--- REQUIRED TASK ---
In the listing below, count the lines containing the string "from" and state only the number.
— begin —
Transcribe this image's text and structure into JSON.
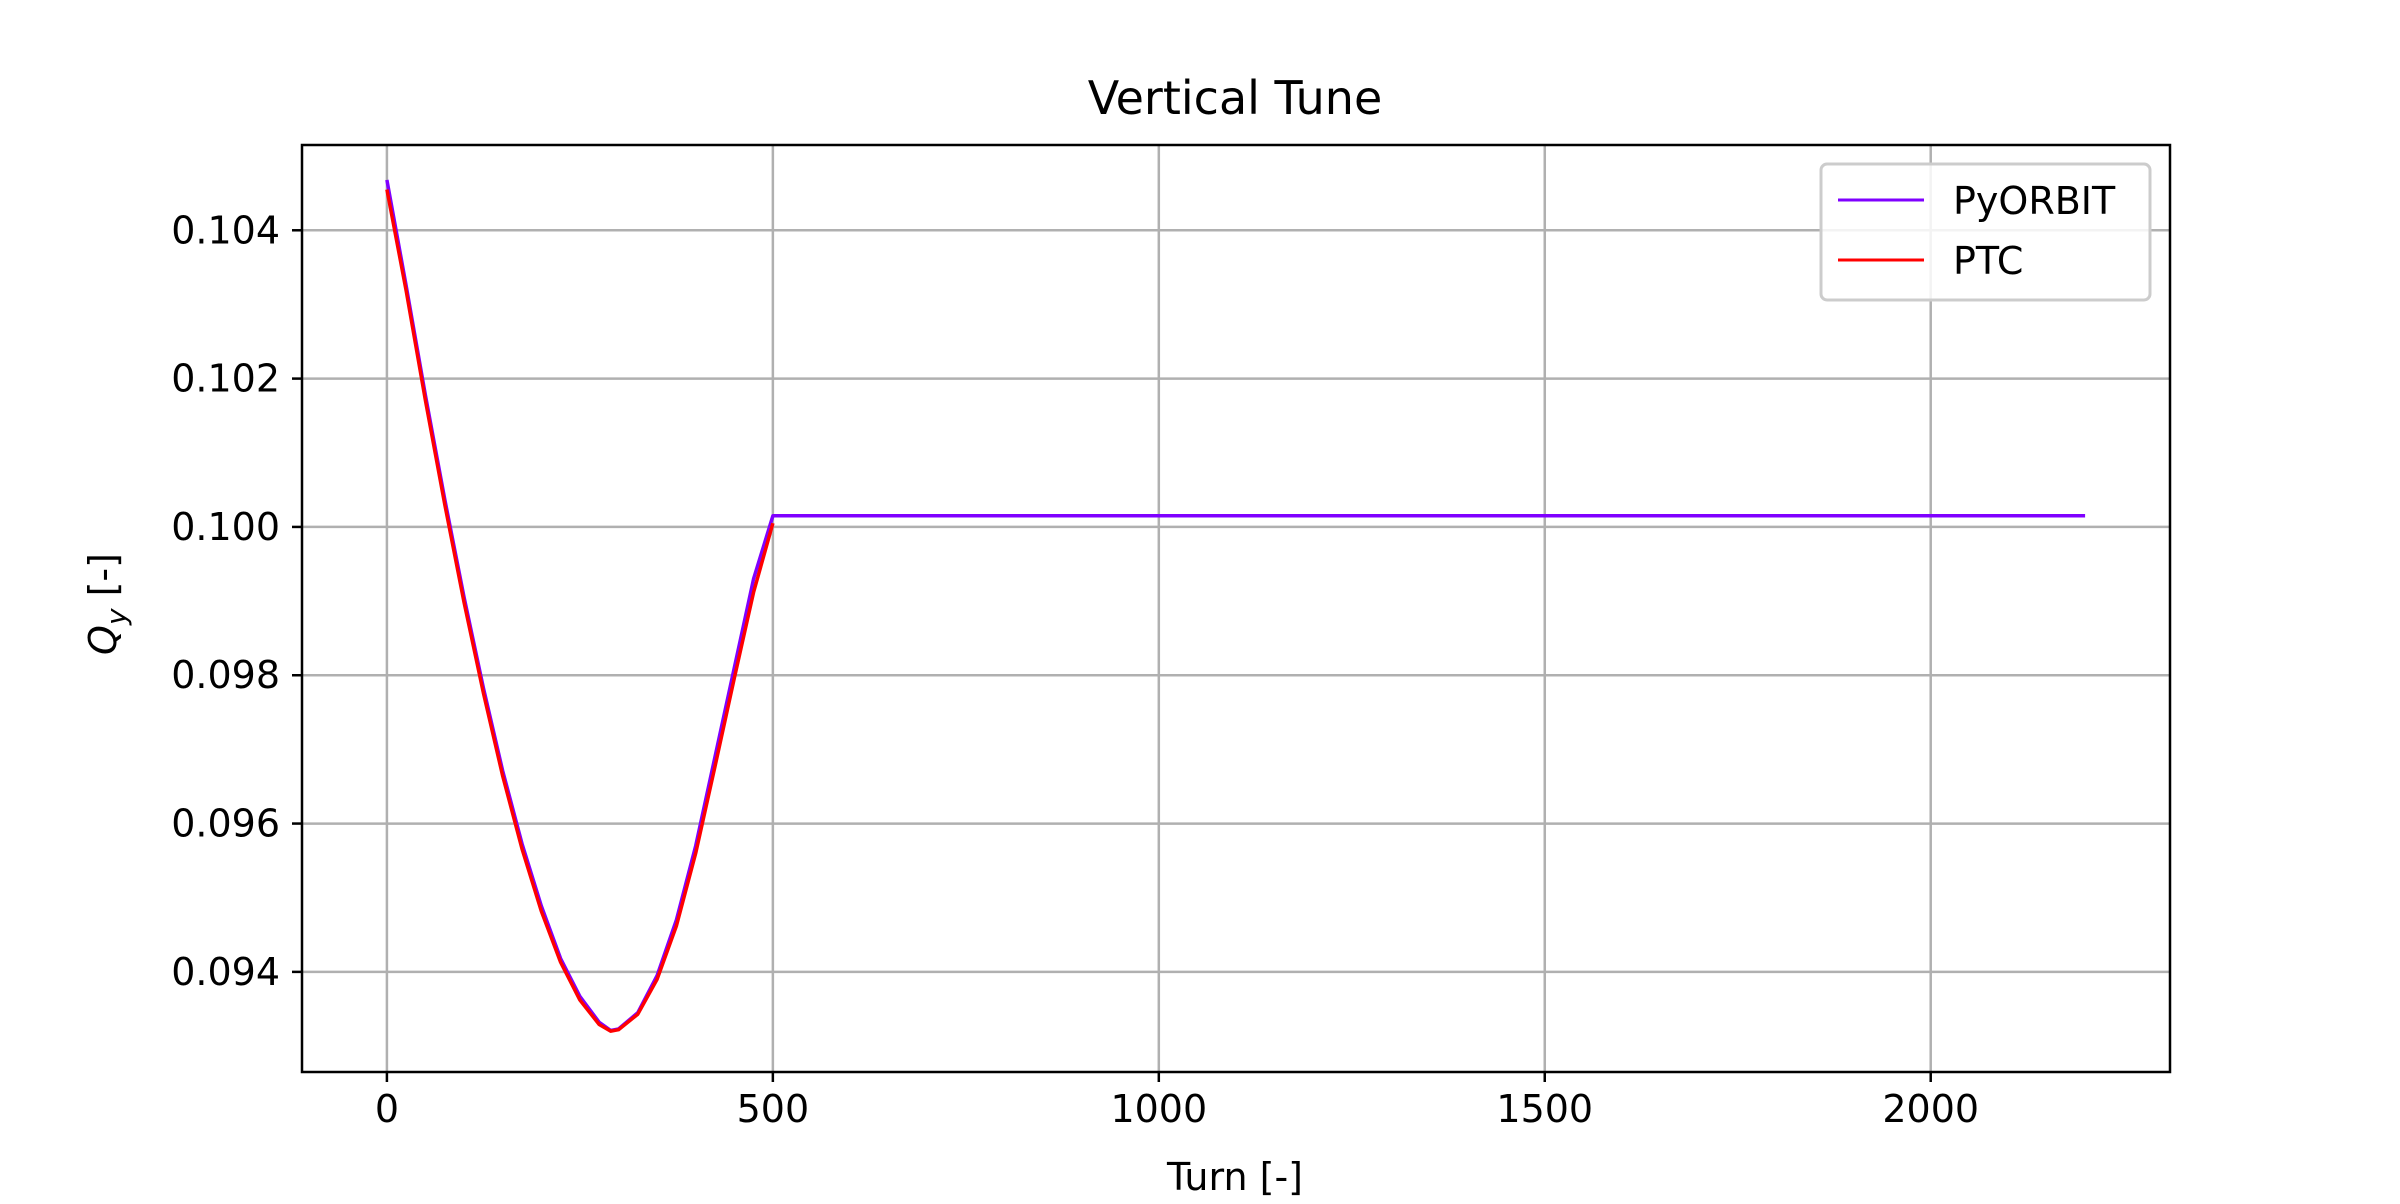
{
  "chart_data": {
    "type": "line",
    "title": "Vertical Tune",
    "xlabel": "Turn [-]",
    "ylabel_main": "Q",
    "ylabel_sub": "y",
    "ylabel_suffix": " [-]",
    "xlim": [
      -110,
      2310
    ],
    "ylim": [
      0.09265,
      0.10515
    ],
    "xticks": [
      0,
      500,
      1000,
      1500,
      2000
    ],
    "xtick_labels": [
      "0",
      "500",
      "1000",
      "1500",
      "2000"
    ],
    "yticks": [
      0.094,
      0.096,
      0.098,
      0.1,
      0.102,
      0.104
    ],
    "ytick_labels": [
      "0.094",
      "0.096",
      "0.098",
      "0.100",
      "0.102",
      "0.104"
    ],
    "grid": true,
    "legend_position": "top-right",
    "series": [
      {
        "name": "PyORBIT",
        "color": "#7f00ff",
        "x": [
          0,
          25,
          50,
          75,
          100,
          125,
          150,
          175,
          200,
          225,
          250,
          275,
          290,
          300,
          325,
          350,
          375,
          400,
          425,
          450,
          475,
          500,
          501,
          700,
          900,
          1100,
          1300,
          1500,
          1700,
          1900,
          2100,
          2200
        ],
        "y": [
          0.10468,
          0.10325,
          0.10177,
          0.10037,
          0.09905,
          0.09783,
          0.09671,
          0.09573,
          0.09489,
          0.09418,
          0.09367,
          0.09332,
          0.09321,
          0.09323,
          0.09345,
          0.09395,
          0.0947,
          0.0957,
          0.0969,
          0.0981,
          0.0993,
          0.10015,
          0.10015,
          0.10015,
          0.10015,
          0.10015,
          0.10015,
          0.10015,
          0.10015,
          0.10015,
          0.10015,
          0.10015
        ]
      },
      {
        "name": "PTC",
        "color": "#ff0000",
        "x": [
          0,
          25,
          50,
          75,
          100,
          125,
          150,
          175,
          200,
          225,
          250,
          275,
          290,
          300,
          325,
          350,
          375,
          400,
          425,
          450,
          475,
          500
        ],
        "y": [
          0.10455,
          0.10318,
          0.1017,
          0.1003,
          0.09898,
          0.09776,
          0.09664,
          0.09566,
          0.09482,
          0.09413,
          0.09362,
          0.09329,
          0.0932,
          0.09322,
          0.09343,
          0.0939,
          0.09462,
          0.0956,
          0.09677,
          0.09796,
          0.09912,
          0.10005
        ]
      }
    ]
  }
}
— end —
— begin —
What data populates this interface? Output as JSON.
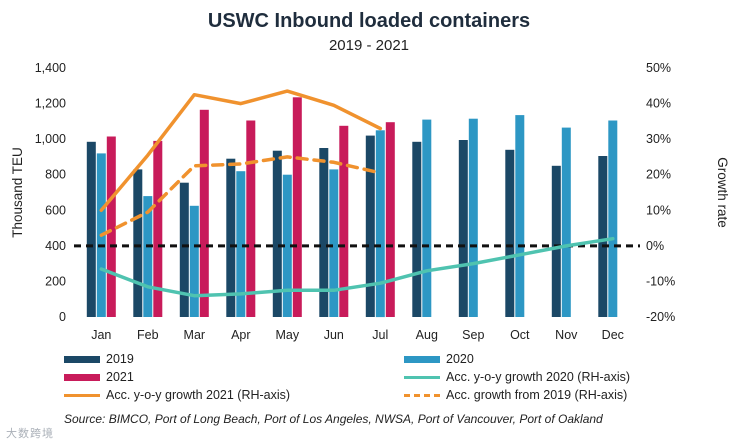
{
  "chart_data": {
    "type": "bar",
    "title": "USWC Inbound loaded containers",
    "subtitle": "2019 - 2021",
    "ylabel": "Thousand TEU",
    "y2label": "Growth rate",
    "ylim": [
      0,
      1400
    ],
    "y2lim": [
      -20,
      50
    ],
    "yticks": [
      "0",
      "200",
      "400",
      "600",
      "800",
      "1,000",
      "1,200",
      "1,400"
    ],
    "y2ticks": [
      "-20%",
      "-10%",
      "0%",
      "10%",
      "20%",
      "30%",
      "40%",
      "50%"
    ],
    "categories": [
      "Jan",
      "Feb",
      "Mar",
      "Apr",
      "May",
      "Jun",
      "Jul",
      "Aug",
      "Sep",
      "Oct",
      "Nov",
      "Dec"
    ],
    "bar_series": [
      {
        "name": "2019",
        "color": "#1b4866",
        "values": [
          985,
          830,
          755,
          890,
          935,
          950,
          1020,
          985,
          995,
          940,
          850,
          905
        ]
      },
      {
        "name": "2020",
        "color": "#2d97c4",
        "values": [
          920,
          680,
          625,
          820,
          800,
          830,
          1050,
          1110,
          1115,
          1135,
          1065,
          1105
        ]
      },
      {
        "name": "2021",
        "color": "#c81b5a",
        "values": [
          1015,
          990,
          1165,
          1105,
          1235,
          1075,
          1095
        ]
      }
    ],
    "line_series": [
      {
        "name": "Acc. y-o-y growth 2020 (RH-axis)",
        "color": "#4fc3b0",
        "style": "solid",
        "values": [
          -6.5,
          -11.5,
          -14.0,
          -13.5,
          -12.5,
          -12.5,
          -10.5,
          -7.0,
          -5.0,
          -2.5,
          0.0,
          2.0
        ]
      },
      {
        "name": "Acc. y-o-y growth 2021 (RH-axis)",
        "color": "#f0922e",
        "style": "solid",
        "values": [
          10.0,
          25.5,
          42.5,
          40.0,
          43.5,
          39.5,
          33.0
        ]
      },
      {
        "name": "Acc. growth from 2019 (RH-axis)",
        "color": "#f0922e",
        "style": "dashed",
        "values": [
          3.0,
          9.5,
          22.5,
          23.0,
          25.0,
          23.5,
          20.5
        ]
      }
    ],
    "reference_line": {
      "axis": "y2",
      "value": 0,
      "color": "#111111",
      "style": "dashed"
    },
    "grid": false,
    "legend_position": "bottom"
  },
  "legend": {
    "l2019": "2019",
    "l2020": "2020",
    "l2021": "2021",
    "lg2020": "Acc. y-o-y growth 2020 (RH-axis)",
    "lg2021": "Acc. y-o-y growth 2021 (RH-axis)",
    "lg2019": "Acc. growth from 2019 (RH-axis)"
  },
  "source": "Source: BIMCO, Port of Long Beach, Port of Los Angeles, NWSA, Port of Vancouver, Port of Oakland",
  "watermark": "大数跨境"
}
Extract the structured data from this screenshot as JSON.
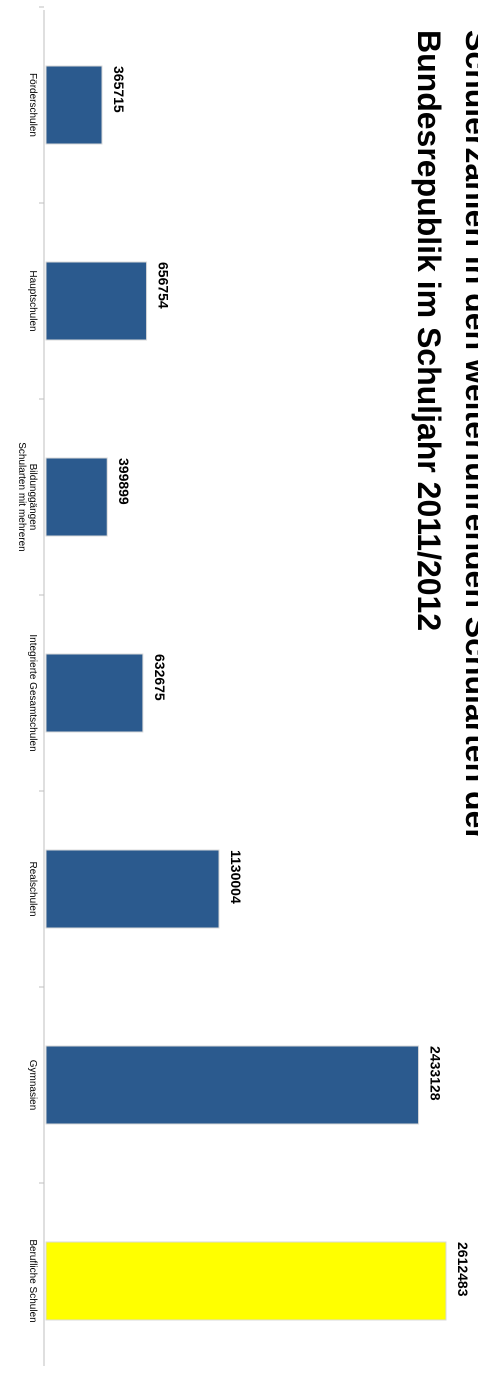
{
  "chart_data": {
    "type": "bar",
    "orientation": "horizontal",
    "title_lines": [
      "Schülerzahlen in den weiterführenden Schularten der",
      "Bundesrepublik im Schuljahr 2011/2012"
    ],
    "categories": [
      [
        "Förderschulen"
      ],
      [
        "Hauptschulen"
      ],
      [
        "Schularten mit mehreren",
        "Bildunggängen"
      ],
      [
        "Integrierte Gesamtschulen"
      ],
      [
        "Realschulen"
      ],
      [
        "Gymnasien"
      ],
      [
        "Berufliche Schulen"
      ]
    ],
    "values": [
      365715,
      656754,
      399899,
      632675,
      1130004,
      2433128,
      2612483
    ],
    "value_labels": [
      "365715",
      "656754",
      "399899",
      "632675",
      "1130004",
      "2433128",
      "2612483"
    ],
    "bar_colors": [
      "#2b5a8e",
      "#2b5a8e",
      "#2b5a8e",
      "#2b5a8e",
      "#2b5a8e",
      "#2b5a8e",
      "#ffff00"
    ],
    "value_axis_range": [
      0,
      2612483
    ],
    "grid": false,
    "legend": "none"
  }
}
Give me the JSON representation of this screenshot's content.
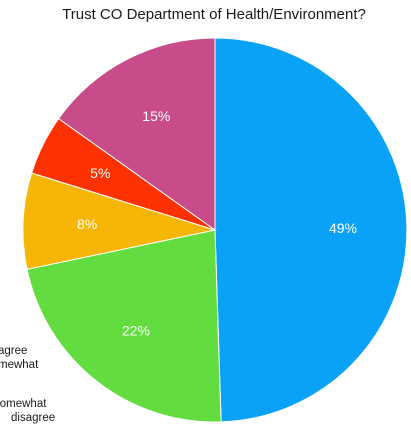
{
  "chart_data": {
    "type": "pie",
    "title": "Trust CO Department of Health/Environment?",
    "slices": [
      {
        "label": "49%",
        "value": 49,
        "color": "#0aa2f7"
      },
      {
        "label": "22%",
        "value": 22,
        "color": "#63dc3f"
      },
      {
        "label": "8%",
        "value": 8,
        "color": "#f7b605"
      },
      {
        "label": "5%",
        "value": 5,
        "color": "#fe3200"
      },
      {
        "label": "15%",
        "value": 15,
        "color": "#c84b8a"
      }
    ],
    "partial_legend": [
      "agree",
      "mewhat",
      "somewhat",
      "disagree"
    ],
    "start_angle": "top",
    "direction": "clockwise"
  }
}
— end —
--- RESULT OF THIS TASK ---
3